## Challenge
Pull every line with the word "from" out of the entries below.

Dataset excerpt
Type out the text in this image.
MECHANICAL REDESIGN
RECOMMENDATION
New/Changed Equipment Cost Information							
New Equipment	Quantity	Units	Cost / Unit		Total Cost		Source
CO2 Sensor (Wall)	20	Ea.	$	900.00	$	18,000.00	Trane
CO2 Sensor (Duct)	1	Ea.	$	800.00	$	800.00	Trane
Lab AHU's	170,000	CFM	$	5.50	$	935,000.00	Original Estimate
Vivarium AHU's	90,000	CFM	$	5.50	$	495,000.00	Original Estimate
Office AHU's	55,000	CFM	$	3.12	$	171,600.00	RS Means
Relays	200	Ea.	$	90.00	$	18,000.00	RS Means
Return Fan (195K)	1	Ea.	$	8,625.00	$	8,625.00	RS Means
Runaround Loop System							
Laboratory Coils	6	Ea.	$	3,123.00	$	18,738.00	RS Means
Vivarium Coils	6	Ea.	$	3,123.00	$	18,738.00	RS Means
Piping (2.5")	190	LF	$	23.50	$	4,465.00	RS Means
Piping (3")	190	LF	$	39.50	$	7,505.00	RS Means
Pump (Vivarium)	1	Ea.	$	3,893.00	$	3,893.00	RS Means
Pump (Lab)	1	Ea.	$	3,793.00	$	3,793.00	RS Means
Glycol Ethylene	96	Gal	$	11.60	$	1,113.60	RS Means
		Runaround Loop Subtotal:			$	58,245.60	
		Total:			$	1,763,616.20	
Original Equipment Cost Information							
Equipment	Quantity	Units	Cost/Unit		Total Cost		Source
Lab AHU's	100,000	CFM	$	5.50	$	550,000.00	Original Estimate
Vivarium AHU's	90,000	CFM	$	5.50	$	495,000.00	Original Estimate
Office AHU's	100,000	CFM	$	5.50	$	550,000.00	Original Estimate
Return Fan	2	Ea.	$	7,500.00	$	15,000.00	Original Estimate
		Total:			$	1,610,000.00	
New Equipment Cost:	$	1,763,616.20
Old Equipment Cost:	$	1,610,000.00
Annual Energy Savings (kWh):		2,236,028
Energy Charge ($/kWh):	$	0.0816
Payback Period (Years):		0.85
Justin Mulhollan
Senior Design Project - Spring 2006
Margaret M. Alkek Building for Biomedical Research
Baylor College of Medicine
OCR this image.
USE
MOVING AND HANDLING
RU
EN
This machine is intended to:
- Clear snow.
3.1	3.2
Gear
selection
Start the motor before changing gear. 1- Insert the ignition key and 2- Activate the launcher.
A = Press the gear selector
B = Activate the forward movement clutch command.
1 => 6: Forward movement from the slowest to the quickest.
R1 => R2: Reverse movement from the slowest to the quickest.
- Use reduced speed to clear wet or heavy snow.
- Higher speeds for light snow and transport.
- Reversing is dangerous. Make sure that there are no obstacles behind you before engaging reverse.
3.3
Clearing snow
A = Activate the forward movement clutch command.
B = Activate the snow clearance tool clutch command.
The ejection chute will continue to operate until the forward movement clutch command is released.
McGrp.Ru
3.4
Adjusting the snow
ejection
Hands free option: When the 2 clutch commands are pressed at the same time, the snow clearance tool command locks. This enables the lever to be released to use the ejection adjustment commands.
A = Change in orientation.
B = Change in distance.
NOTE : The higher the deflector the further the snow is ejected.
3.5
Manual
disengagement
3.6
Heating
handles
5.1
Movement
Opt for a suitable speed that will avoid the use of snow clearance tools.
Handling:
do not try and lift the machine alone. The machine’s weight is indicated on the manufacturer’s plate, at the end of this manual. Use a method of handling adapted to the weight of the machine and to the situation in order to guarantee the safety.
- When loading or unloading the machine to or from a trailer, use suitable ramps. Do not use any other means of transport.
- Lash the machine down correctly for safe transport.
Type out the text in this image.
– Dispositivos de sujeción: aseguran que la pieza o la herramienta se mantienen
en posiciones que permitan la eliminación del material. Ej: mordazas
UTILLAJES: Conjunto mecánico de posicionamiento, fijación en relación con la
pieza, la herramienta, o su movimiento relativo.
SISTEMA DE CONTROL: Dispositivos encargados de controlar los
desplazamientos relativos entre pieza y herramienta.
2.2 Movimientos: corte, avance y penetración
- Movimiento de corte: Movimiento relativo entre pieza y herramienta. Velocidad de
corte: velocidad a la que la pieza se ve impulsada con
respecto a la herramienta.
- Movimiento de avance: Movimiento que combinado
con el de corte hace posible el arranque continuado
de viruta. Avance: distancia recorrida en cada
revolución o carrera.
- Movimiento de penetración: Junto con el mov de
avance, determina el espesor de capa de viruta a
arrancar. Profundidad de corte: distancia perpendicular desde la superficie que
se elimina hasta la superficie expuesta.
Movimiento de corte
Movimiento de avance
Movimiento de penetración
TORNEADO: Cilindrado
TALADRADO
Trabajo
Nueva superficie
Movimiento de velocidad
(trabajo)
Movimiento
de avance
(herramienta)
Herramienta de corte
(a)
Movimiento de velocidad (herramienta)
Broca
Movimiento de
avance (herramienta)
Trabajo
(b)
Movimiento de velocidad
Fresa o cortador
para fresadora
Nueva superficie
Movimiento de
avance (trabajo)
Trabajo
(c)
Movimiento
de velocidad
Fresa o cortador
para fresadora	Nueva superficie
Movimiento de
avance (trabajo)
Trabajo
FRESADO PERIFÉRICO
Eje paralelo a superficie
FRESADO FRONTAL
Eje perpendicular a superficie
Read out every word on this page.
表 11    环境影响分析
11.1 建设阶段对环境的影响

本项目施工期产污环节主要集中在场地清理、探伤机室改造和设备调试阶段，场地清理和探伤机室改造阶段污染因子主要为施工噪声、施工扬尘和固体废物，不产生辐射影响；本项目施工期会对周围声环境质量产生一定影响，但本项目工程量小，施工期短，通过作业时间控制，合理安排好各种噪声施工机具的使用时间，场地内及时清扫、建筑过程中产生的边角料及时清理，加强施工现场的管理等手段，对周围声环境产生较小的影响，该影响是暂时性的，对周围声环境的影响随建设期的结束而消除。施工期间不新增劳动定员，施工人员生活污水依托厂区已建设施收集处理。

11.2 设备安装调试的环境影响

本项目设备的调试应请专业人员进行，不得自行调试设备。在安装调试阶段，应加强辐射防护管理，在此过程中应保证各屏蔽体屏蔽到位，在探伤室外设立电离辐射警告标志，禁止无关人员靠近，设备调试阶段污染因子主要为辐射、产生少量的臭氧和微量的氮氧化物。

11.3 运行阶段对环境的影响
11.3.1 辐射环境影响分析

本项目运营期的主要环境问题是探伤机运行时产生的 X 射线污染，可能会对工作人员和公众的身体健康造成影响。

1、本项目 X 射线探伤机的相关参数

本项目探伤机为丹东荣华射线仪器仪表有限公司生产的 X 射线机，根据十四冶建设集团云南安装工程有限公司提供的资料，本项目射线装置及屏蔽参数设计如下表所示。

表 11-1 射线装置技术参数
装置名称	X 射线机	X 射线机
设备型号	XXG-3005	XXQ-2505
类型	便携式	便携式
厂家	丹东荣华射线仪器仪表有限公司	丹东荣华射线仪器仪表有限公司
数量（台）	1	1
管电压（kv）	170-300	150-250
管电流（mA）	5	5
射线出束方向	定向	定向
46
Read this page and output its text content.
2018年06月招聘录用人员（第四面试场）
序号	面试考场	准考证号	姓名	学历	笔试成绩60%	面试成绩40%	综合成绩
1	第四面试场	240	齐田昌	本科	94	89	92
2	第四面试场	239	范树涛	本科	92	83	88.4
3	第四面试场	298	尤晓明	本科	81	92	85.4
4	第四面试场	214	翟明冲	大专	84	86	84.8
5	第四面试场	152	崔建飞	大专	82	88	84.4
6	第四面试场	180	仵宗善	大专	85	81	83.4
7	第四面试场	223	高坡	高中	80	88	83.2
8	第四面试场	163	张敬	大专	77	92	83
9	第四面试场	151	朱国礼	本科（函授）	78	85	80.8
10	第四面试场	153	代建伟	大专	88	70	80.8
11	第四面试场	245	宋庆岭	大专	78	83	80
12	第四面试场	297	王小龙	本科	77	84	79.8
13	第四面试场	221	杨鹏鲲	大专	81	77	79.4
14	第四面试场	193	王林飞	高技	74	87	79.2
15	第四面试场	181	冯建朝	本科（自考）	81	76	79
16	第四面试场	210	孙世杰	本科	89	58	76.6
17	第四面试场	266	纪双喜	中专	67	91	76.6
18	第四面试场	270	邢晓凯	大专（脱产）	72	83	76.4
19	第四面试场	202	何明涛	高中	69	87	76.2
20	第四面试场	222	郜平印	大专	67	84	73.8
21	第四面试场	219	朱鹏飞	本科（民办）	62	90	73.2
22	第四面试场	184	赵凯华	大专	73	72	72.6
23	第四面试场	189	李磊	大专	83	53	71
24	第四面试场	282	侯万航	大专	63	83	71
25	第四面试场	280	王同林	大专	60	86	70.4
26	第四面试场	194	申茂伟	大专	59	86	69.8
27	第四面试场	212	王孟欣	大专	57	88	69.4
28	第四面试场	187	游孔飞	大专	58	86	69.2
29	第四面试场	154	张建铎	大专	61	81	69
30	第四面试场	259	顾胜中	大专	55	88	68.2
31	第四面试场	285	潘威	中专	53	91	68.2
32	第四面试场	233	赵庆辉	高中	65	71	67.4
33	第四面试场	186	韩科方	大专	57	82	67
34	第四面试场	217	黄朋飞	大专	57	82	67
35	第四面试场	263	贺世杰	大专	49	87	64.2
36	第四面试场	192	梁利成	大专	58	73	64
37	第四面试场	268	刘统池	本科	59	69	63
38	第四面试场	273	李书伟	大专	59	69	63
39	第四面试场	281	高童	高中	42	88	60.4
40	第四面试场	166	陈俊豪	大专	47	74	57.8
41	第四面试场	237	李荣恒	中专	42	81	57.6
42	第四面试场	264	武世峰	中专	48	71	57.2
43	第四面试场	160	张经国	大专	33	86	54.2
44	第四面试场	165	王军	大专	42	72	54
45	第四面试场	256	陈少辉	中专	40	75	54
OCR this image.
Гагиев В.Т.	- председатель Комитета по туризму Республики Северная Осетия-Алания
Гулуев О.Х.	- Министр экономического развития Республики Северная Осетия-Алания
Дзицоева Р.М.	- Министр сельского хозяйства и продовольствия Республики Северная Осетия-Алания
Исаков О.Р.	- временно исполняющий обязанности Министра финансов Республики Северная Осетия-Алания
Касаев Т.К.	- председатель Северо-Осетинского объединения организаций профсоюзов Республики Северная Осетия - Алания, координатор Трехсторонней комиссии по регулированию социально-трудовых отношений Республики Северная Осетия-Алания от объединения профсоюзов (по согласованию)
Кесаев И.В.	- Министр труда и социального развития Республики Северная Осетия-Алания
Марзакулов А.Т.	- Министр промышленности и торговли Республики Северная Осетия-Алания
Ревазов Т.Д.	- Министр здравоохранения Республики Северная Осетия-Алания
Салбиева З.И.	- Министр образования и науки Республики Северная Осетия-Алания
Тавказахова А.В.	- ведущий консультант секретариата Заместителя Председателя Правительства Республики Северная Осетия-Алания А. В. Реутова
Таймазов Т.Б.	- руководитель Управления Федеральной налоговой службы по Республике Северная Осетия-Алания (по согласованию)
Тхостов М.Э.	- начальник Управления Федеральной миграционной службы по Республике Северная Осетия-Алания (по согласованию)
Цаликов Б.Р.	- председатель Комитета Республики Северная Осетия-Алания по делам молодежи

## Answer to this problem
1 => 6: Forward movement from the slowest to the quickest.
R1 => R2: Reverse movement from the slowest to the quickest.
- When loading or unloading the machine to or from a trailer, use suitable ramps. Do not use any other means of transport.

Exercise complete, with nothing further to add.